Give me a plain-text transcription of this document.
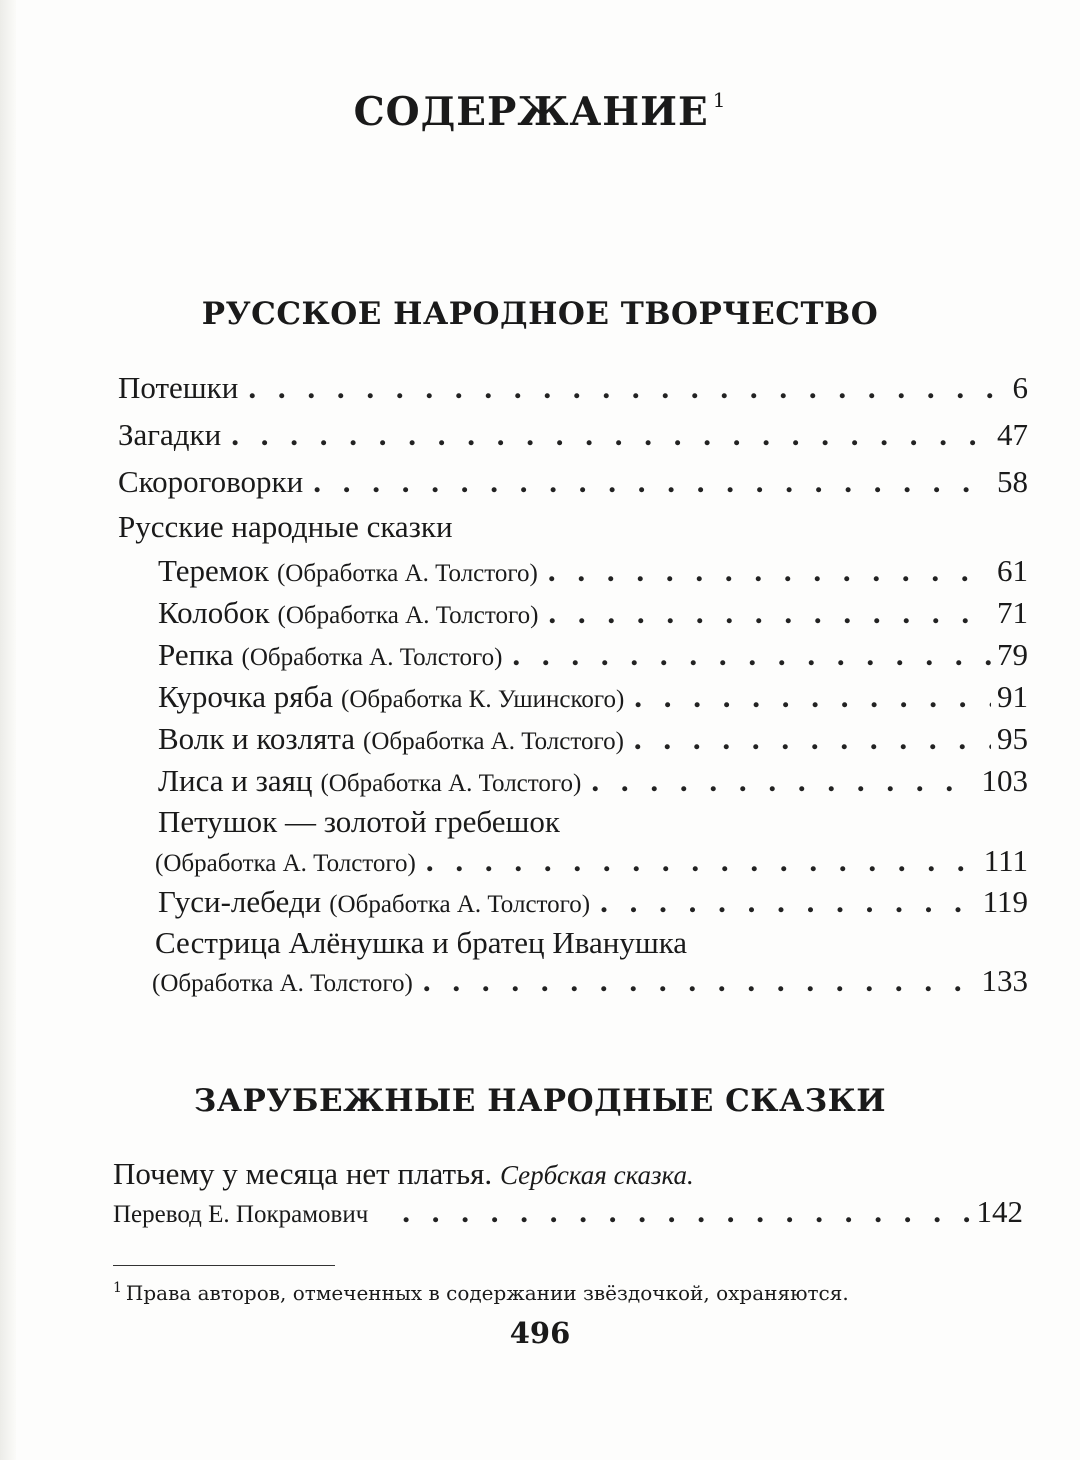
СОДЕРЖАНИЕ $^1$
РУССКОЕ НАРОДНОЕ ТВОРЧЕСТВО
Потешки . . .	6
Загадки . . .	47
Скороговорки . . .	58
Русские народные сказки
Теремок (Обработка А. Толстого) . . .	61
Колобок (Обработка А. Толстого) . . .	71
Репка (Обработка А. Толстого) . . .	79
Курочка ряба (Обработка К. Ушинского) . . .	91
Волк и козлята (Обработка А. Толстого) . . .	95
Лиса и заяц (Обработка А. Толстого) . . .	103
Петушок — золотой гребешок
(Обработка А. Толстого) . . .	111
Гуси-лебеди (Обработка А. Толстого) . . .	119
Сестрица Алёнушка и братец Иванушка
(Обработка А. Толстого) . . .	133
ЗАРУБЕЖНЫЕ НАРОДНЫЕ СКАЗКИ
Почему у месяца нет платья. Сербская сказка.
Перевод Е. Покрамович . . .	142
$^1$ Права авторов, отмеченных в содержании звёздочкой, охраняются.
496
*-*-*
> **EXERCISE AIM**
Look through the entries and find each line that has the string "Обработка". Copy those lines.

> **RESULT BELOW**
Теремок (Обработка А. Толстого) . . .	61
Колобок (Обработка А. Толстого) . . .	71
Репка (Обработка А. Толстого) . . .	79
Курочка ряба (Обработка К. Ушинского) . . .	91
Волк и козлята (Обработка А. Толстого) . . .	95
Лиса и заяц (Обработка А. Толстого) . . .	103
(Обработка А. Толстого) . . .	111
Гуси-лебеди (Обработка А. Толстого) . . .	119
(Обработка А. Толстого) . . .	133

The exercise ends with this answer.